Your objective:
Only the lines from the line containing "Read out every word on this page." to the end of the entries should be repeated, exactly as they appear.
====
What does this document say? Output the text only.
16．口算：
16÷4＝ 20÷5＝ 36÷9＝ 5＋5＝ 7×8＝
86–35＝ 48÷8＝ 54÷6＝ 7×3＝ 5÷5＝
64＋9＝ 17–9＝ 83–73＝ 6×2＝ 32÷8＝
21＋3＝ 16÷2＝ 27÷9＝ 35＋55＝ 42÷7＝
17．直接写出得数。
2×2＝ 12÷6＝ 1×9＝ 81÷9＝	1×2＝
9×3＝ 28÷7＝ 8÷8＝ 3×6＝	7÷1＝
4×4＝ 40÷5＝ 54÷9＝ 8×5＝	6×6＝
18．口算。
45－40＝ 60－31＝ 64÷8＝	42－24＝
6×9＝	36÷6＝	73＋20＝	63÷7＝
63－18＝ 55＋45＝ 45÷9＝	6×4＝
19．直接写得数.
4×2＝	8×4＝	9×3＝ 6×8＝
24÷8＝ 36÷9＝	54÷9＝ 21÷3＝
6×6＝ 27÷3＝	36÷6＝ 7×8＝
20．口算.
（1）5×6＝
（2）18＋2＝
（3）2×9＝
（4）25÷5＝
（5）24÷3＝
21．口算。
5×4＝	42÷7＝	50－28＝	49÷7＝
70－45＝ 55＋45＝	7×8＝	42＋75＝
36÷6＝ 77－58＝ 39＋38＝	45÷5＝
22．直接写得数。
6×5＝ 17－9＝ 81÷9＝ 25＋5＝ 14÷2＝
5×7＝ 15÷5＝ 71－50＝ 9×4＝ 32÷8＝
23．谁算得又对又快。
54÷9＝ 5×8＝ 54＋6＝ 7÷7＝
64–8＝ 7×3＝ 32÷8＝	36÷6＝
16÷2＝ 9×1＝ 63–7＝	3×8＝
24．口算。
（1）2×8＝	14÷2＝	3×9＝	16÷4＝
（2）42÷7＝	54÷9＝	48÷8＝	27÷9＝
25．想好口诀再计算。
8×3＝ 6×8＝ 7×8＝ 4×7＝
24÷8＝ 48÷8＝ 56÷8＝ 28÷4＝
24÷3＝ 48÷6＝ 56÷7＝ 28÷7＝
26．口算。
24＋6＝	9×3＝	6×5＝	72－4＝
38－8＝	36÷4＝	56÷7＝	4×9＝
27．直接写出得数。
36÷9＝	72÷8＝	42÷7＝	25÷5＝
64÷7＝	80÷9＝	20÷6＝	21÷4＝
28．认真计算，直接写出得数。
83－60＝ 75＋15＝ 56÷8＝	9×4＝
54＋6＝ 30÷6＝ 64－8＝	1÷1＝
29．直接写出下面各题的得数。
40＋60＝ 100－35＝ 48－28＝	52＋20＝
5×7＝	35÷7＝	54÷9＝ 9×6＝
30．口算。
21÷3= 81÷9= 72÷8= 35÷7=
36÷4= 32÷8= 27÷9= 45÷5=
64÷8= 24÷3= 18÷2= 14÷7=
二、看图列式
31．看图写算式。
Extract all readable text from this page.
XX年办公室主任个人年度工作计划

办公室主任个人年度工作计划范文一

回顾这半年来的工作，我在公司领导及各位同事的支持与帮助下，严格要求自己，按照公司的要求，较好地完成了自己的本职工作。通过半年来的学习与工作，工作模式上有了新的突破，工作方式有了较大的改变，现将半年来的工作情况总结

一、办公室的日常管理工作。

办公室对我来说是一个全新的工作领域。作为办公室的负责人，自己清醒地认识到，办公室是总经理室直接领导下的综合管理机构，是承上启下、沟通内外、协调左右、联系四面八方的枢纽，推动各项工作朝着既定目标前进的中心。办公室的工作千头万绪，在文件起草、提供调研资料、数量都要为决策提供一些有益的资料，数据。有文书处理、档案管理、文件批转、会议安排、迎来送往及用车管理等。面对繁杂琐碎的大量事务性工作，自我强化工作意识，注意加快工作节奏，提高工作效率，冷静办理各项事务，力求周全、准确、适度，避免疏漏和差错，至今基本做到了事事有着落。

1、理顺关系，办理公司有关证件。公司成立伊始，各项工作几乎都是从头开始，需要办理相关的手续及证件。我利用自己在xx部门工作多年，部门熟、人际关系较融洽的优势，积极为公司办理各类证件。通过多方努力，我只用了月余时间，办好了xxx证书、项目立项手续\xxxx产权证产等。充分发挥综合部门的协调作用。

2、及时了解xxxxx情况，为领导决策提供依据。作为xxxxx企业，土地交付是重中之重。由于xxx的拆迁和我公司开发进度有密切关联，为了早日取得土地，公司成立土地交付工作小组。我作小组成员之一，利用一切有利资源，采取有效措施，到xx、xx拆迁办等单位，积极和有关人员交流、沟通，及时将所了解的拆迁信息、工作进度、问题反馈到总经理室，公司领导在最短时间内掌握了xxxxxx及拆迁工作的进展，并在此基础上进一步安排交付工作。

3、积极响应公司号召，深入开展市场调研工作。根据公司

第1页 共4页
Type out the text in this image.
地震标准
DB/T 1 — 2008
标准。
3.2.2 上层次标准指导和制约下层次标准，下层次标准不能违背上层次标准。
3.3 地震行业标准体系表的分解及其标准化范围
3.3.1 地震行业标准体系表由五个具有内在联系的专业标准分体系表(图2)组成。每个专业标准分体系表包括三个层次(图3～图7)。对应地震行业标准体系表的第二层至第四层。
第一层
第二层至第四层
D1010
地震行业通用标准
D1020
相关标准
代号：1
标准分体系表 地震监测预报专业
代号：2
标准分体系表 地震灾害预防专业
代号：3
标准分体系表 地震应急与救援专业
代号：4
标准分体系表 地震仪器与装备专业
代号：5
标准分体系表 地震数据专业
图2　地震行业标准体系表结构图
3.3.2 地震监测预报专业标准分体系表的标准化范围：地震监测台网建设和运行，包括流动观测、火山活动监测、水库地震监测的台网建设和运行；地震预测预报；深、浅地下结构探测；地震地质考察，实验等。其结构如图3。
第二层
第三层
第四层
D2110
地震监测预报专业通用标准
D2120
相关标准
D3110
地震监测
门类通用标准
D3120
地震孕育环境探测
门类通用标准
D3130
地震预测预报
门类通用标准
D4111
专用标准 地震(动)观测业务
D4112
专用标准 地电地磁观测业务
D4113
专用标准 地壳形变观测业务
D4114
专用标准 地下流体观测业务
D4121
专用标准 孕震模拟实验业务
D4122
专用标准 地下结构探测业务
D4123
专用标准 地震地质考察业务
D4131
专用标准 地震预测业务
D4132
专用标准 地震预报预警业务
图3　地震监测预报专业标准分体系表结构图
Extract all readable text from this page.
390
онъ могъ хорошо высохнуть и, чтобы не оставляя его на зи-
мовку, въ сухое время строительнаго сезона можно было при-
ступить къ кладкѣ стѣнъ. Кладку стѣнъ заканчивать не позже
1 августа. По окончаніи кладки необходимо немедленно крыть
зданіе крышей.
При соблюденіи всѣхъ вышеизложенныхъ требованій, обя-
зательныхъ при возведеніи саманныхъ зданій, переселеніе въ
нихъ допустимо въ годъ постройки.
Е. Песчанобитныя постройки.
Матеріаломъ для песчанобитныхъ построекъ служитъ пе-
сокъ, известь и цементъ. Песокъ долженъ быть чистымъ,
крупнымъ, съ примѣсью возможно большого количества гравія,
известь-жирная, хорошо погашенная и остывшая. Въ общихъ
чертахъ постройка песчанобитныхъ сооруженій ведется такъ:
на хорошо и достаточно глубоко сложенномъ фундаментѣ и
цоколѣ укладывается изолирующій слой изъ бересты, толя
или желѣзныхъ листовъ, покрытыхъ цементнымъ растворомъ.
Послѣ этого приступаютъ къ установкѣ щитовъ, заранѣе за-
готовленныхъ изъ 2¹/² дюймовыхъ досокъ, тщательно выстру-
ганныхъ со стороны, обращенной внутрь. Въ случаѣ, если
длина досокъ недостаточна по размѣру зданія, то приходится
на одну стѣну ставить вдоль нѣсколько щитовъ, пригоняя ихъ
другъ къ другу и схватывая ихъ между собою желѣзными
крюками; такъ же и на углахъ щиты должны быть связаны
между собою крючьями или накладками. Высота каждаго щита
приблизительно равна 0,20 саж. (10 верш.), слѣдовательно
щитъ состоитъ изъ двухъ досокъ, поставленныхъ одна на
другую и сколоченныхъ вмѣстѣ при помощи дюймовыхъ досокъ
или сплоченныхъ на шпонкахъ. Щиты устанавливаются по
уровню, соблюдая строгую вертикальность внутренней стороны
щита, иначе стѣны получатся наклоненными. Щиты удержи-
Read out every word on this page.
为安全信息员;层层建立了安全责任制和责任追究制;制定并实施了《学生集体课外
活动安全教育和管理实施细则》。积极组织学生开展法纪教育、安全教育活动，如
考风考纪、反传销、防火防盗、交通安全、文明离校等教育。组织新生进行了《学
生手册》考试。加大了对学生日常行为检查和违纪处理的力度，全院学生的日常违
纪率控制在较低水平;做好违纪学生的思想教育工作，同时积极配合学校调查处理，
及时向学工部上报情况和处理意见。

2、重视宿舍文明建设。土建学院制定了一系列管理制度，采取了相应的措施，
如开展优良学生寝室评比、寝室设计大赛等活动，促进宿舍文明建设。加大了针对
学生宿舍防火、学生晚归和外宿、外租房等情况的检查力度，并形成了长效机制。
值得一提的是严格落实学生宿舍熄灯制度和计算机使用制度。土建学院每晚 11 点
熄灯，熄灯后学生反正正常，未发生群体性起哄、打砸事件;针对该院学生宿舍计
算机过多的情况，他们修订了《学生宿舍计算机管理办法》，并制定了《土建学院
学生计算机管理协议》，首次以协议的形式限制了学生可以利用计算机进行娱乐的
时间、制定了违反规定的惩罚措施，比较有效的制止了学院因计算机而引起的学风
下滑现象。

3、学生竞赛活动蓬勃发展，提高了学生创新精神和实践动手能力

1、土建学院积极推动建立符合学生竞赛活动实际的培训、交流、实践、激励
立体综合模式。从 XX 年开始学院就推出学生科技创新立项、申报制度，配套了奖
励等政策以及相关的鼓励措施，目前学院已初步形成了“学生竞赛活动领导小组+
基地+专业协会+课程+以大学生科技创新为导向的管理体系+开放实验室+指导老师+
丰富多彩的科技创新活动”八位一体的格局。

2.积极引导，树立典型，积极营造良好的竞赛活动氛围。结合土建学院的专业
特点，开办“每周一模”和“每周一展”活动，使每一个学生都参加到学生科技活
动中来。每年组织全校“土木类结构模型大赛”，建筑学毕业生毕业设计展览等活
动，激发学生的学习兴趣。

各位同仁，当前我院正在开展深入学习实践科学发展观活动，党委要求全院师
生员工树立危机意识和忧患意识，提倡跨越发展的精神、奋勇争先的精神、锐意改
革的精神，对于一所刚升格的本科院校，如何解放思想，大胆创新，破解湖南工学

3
====
Exercise response:
Read out every word on this page.
为安全信息员;层层建立了安全责任制和责任追究制;制定并实施了《学生集体课外
活动安全教育和管理实施细则》。积极组织学生开展法纪教育、安全教育活动，如
考风考纪、反传销、防火防盗、交通安全、文明离校等教育。组织新生进行了《学
生手册》考试。加大了对学生日常行为检查和违纪处理的力度，全院学生的日常违
纪率控制在较低水平;做好违纪学生的思想教育工作，同时积极配合学校调查处理，
及时向学工部上报情况和处理意见。

2、重视宿舍文明建设。土建学院制定了一系列管理制度，采取了相应的措施，
如开展优良学生寝室评比、寝室设计大赛等活动，促进宿舍文明建设。加大了针对
学生宿舍防火、学生晚归和外宿、外租房等情况的检查力度，并形成了长效机制。
值得一提的是严格落实学生宿舍熄灯制度和计算机使用制度。土建学院每晚 11 点
熄灯，熄灯后学生反正正常，未发生群体性起哄、打砸事件;针对该院学生宿舍计
算机过多的情况，他们修订了《学生宿舍计算机管理办法》，并制定了《土建学院
学生计算机管理协议》，首次以协议的形式限制了学生可以利用计算机进行娱乐的
时间、制定了违反规定的惩罚措施，比较有效的制止了学院因计算机而引起的学风
下滑现象。

3、学生竞赛活动蓬勃发展，提高了学生创新精神和实践动手能力

1、土建学院积极推动建立符合学生竞赛活动实际的培训、交流、实践、激励
立体综合模式。从 XX 年开始学院就推出学生科技创新立项、申报制度，配套了奖
励等政策以及相关的鼓励措施，目前学院已初步形成了“学生竞赛活动领导小组+
基地+专业协会+课程+以大学生科技创新为导向的管理体系+开放实验室+指导老师+
丰富多彩的科技创新活动”八位一体的格局。

2.积极引导，树立典型，积极营造良好的竞赛活动氛围。结合土建学院的专业
特点，开办“每周一模”和“每周一展”活动，使每一个学生都参加到学生科技活
动中来。每年组织全校“土木类结构模型大赛”，建筑学毕业生毕业设计展览等活
动，激发学生的学习兴趣。

各位同仁，当前我院正在开展深入学习实践科学发展观活动，党委要求全院师
生员工树立危机意识和忧患意识，提倡跨越发展的精神、奋勇争先的精神、锐意改
革的精神，对于一所刚升格的本科院校，如何解放思想，大胆创新，破解湖南工学

3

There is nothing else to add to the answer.